**Work to complete**
Gather every line that includes the word "below", please.
--- Start of Material for the task ---
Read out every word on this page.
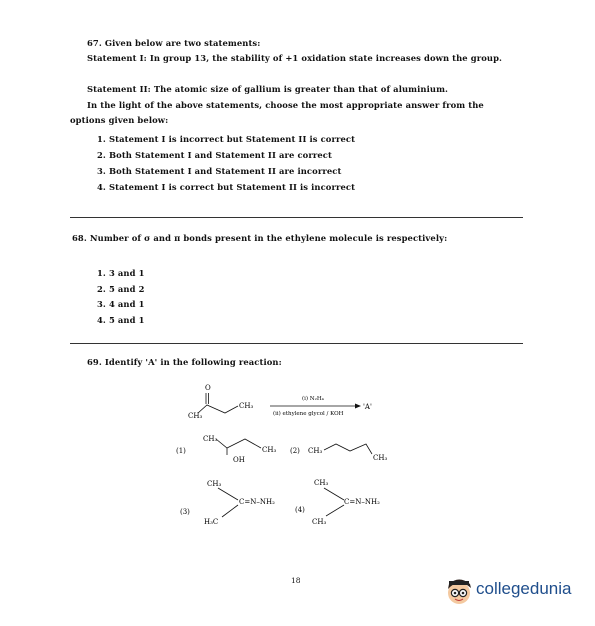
67. Given below are two statements:
Statement I: In group 13, the stability of +1 oxidation state increases down the group.
Statement II: The atomic size of gallium is greater than that of aluminium.
In the light of the above statements, choose the most appropriate answer from the
options given below:
1. Statement I is incorrect but Statement II is correct
2. Both Statement I and Statement II are correct
3. Both Statement I and Statement II are incorrect
4. Statement I is correct but Statement II is incorrect
68. Number of σ and π bonds present in the ethylene molecule is respectively:
1. 3 and 1
2. 5 and 2
3. 4 and 1
4. 5 and 1
69. Identify 'A' in the following reaction:
O
CH₃
CH₃
(i) N₂H₄
(ii) ethylene glycol / KOH
'A'
(1)
CH₃
OH
CH₃ (2) CH₃
CH₃
(3)
CH₃
H₃C
C=N–NH₂
(4)
CH₃
CH₃
C=N–NH₂
18	collegedunia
--- End of Material for the task ---
**Result of this task**
67. Given below are two statements:
options given below:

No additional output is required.